— Instruksi Latihan —
Ambil dari teks tentang Perang Candu, tanpa mengubah satu kata pun, bagian yang diawali dengan kata-kata "Pada masa itu" dan diakhiri dengan "terbunuhnya misionaris mereka.".

Pada masa itu kaum imperialis barat sedang gencar-gencarnya melakukan ekspansi di wilayah Asia termasuk Tiongkok. Mereka memanfaatkan situasi dalam negeri Tiongkok yang sedang mengalami kemunduran untuk menancapkan kekuasaan mereka. Beberapa tahun sebelum Xianfeng bertahta Tiongkok telah menerima kekalahan yang memalukan dalam Perang Candu. Sejak itu bangsa-bangsa asing semakin berani menekan Tiongkok. Perang Candu II meletus pada tahun 1856, dipicu oleh Inggris yang tidak terima dengan penyitaan Kapal Arrow mereka dan Prancis yang meminta pertanggungjawaban atas insiden yang menyebabkan terbunuhnya misionaris mereka.

[Catatan kotak elemen]

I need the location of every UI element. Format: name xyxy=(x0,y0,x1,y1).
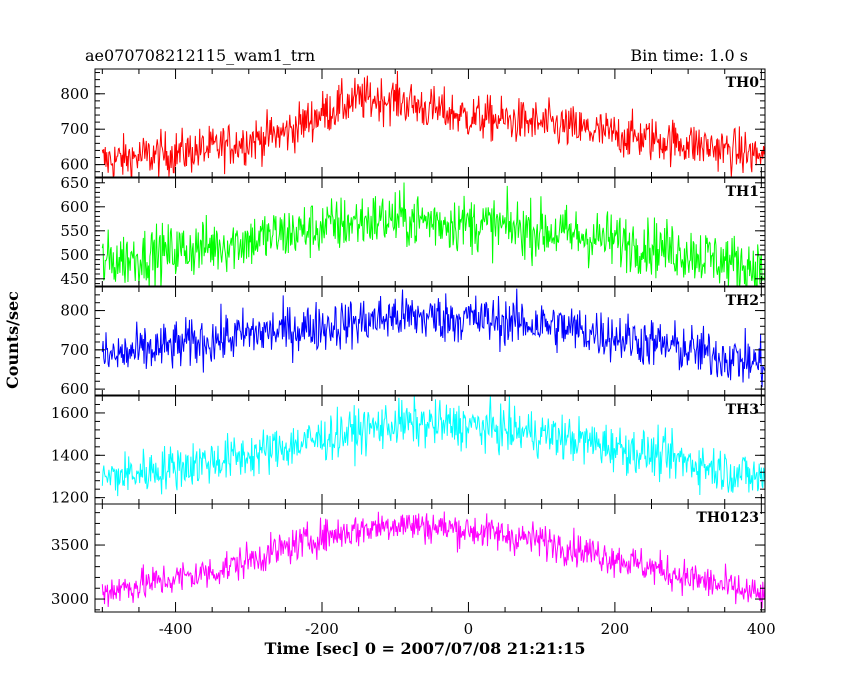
chart-title-left: ae070708212115_wam1_trn xyxy=(85,46,315,65)
panels-group: 600700800TH0450500550600650TH1600700800T… xyxy=(51,68,766,613)
y-axis-title: Counts/sec xyxy=(3,291,22,389)
panel-frame xyxy=(94,503,766,613)
panel-frame xyxy=(94,177,766,287)
x-tick-label: 200 xyxy=(601,620,630,638)
y-tick-label: 3500 xyxy=(51,536,89,554)
y-tick-label: 700 xyxy=(60,341,89,359)
panel-th0123: 3000 3500 TH0123 xyxy=(51,503,766,613)
panel-th1: 450 500 550 600 650 TH1 xyxy=(60,174,766,288)
panel-th0: 600 700 800 TH0 xyxy=(60,68,766,178)
panel-frame xyxy=(94,286,766,396)
panel-th2: 600 700 800 TH2 xyxy=(60,286,766,398)
y-tick-label: 450 xyxy=(60,270,89,288)
series-label-th0: TH0 xyxy=(726,75,760,91)
x-tick-label: 400 xyxy=(747,620,776,638)
y-tick-label: 1200 xyxy=(51,489,89,507)
y-tick-label: 550 xyxy=(60,222,89,240)
y-tick-label: 600 xyxy=(60,198,89,216)
x-tick-label: -200 xyxy=(305,620,339,638)
series-label-th2: TH2 xyxy=(726,293,759,309)
y-tick-label: 650 xyxy=(60,174,89,192)
y-tick-label: 800 xyxy=(60,302,89,320)
chart-title-right: Bin time: 1.0 s xyxy=(630,46,748,65)
series-label-th1: TH1 xyxy=(726,184,759,200)
x-axis: -400 -200 0 200 400 xyxy=(159,620,776,638)
panel-th3: 1200 1400 1600 TH3 xyxy=(51,395,766,507)
y-tick-label: 800 xyxy=(60,85,89,103)
x-tick-label: -400 xyxy=(159,620,193,638)
panel-frame xyxy=(94,68,766,178)
y-tick-label: 600 xyxy=(60,156,89,174)
series-line-th2 xyxy=(101,288,765,388)
series-label-th0123: TH0123 xyxy=(696,510,759,526)
series-label-th3: TH3 xyxy=(726,402,759,418)
x-tick-label: 0 xyxy=(464,620,474,638)
x-axis-title: Time [sec] 0 = 2007/07/08 21:21:15 xyxy=(265,639,586,658)
series-line-th3 xyxy=(101,396,765,497)
y-tick-label: 1400 xyxy=(51,446,89,464)
y-tick-label: 500 xyxy=(60,246,89,264)
y-tick-label: 700 xyxy=(60,120,89,138)
series-line-th0 xyxy=(101,71,765,177)
series-line-th1 xyxy=(101,182,765,286)
y-tick-label: 600 xyxy=(60,380,89,398)
y-tick-label: 1600 xyxy=(51,404,89,422)
series-line-th0123 xyxy=(101,511,765,609)
y-tick-label: 3000 xyxy=(51,590,89,608)
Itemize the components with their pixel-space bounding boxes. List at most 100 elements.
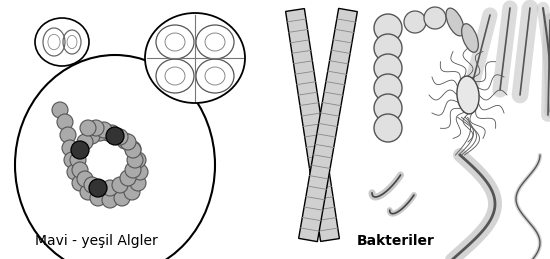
Point [170, 159, 179, 163]
Point [184, 77, 193, 81]
Point [113, 199, 122, 203]
Point [46, 133, 54, 137]
Point [101, 131, 109, 135]
Point [122, 164, 131, 168]
Point [119, 143, 128, 147]
Point [40, 27, 49, 31]
Point [116, 180, 124, 184]
Circle shape [92, 125, 108, 141]
Circle shape [92, 180, 108, 196]
Point [42, 161, 51, 166]
Point [65, 58, 74, 62]
Point [159, 40, 168, 44]
Point [172, 160, 180, 164]
Point [21, 171, 30, 175]
Point [84, 252, 93, 256]
Point [180, 88, 189, 92]
Point [65, 58, 74, 62]
Point [65, 198, 74, 202]
Point [62, 130, 71, 134]
Point [189, 39, 197, 44]
Point [171, 40, 180, 44]
Point [385, 135, 394, 139]
Point [138, 99, 146, 103]
Point [171, 93, 180, 97]
Point [150, 249, 158, 254]
Point [125, 68, 134, 72]
Point [69, 48, 78, 53]
Point [378, 87, 387, 91]
Point [181, 185, 190, 190]
Point [178, 32, 187, 37]
Point [147, 161, 156, 165]
Point [227, 31, 236, 35]
Point [227, 80, 235, 84]
Point [188, 128, 196, 132]
Point [181, 61, 190, 65]
Point [48, 55, 57, 59]
Point [216, 24, 224, 28]
Point [156, 62, 164, 66]
Point [173, 126, 182, 130]
Point [184, 28, 193, 32]
Point [206, 80, 214, 84]
Point [165, 79, 174, 83]
Point [86, 130, 95, 134]
Point [163, 60, 172, 64]
Point [97, 232, 106, 236]
Point [44, 54, 53, 58]
Point [150, 67, 158, 71]
Point [380, 132, 389, 136]
Point [66, 227, 75, 231]
Point [219, 44, 228, 48]
Point [52, 57, 60, 61]
Point [197, 181, 206, 185]
Point [111, 201, 119, 205]
Point [121, 258, 130, 259]
Point [86, 115, 95, 119]
Point [144, 86, 152, 90]
Point [205, 52, 214, 56]
Point [196, 90, 205, 95]
Point [70, 174, 79, 178]
Point [72, 196, 81, 200]
Point [80, 85, 89, 90]
Point [63, 33, 72, 37]
Point [91, 98, 100, 102]
Point [388, 32, 397, 36]
Point [72, 173, 80, 177]
Point [423, 12, 432, 16]
Point [158, 100, 167, 104]
Point [38, 48, 47, 53]
Point [100, 214, 109, 218]
Point [47, 227, 56, 231]
Point [117, 67, 126, 71]
Point [60, 180, 69, 184]
Point [71, 29, 80, 33]
Point [59, 169, 68, 173]
Point [164, 46, 173, 50]
Point [55, 96, 64, 100]
Point [179, 152, 188, 156]
Point [387, 54, 396, 58]
Point [175, 83, 184, 87]
Point [50, 198, 58, 202]
Point [171, 39, 180, 43]
Point [84, 155, 93, 159]
Point [87, 179, 96, 183]
Point [102, 86, 111, 90]
Point [177, 142, 186, 147]
Point [161, 25, 170, 30]
Point [207, 42, 216, 46]
Point [160, 202, 169, 206]
Point [120, 68, 129, 72]
Circle shape [127, 152, 143, 168]
Point [129, 175, 138, 179]
Text: Bakteriler: Bakteriler [357, 234, 435, 248]
Point [377, 28, 386, 32]
Circle shape [57, 114, 73, 130]
Point [76, 92, 85, 96]
Point [216, 34, 224, 39]
Point [147, 83, 156, 87]
Point [56, 154, 64, 158]
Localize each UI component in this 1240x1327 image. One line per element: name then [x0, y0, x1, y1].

— Jawaban Tertulis —
Pada masa itu kaum imperialis barat sedang gencar-gencarnya melakukan ekspansi di wilayah Asia termasuk Tiongkok. Mereka memanfaatkan situasi dalam negeri Tiongkok yang sedang mengalami kemunduran untuk menancapkan kekuasaan mereka. Beberapa tahun sebelum Xianfeng bertahta Tiongkok telah menerima kekalahan yang memalukan dalam Perang Candu. Sejak itu bangsa-bangsa asing semakin berani menekan Tiongkok. Perang Candu II meletus pada tahun 1856, dipicu oleh Inggris yang tidak terima dengan penyitaan Kapal Arrow mereka dan Prancis yang meminta pertanggungjawaban atas insiden yang menyebabkan terbunuhnya misionaris mereka.